▸ **YOUR OBJECTIVE**:
The data below should be printed in full, exactly, and without any of its images.

-- start of DATA PROVIDED --

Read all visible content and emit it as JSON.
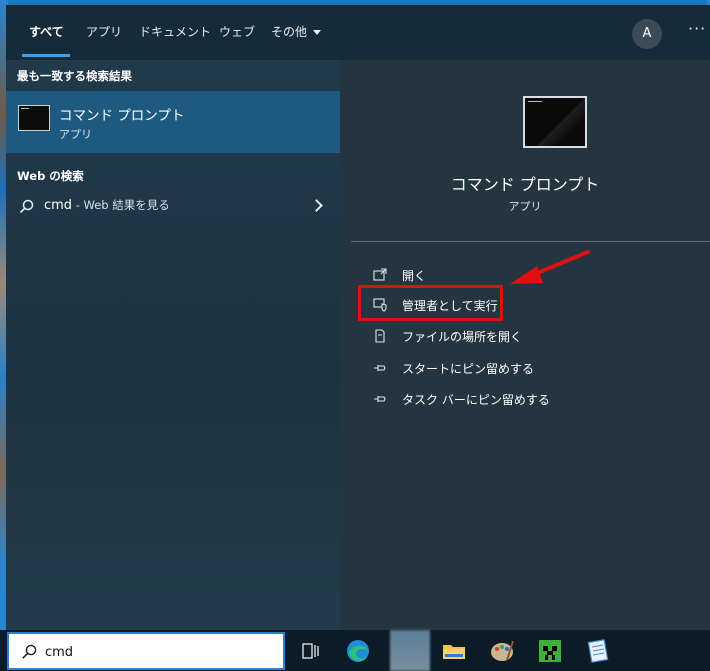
{
  "tabs": [
    {
      "label": "すべて",
      "active": true
    },
    {
      "label": "アプリ"
    },
    {
      "label": "ドキュメント"
    },
    {
      "label": "ウェブ"
    },
    {
      "label": "その他"
    }
  ],
  "account_initial": "A",
  "more_label": "···",
  "left": {
    "best_match_heading": "最も一致する検索結果",
    "best_match": {
      "title": "コマンド プロンプト",
      "subtitle": "アプリ",
      "icon": "command-prompt-icon"
    },
    "web_heading": "Web の検索",
    "web_query": "cmd",
    "web_suffix": " - Web 結果を見る"
  },
  "right": {
    "app_title": "コマンド プロンプト",
    "app_subtitle": "アプリ",
    "actions": [
      {
        "label": "開く",
        "icon": "open-icon"
      },
      {
        "label": "管理者として実行",
        "icon": "shield-run-as-admin-icon"
      },
      {
        "label": "ファイルの場所を開く",
        "icon": "file-location-icon"
      },
      {
        "label": "スタートにピン留めする",
        "icon": "pin-icon"
      },
      {
        "label": "タスク バーにピン留めする",
        "icon": "pin-icon"
      }
    ]
  },
  "taskbar": {
    "search_value": "cmd",
    "icons": [
      "task-view-icon",
      "edge-icon",
      "blurred-app-icon",
      "file-explorer-icon",
      "paint-icon",
      "minecraft-icon",
      "notepad-icon"
    ]
  },
  "colors": {
    "accent": "#3fa0f0",
    "highlight": "#e11010",
    "selected_row": "#1e5a80"
  }
}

-- end of DATA PROVIDED --

▸ **EXERCISE RESPONSE**:
Read all visible content and emit it as JSON.
{
  "tabs": [
    {
      "label": "すべて",
      "active": true
    },
    {
      "label": "アプリ"
    },
    {
      "label": "ドキュメント"
    },
    {
      "label": "ウェブ"
    },
    {
      "label": "その他"
    }
  ],
  "account_initial": "A",
  "more_label": "···",
  "left": {
    "best_match_heading": "最も一致する検索結果",
    "best_match": {
      "title": "コマンド プロンプト",
      "subtitle": "アプリ",
      "icon": "command-prompt-icon"
    },
    "web_heading": "Web の検索",
    "web_query": "cmd",
    "web_suffix": " - Web 結果を見る"
  },
  "right": {
    "app_title": "コマンド プロンプト",
    "app_subtitle": "アプリ",
    "actions": [
      {
        "label": "開く",
        "icon": "open-icon"
      },
      {
        "label": "管理者として実行",
        "icon": "shield-run-as-admin-icon"
      },
      {
        "label": "ファイルの場所を開く",
        "icon": "file-location-icon"
      },
      {
        "label": "スタートにピン留めする",
        "icon": "pin-icon"
      },
      {
        "label": "タスク バーにピン留めする",
        "icon": "pin-icon"
      }
    ]
  },
  "taskbar": {
    "search_value": "cmd",
    "icons": [
      "task-view-icon",
      "edge-icon",
      "blurred-app-icon",
      "file-explorer-icon",
      "paint-icon",
      "minecraft-icon",
      "notepad-icon"
    ]
  },
  "colors": {
    "accent": "#3fa0f0",
    "highlight": "#e11010",
    "selected_row": "#1e5a80"
  }
}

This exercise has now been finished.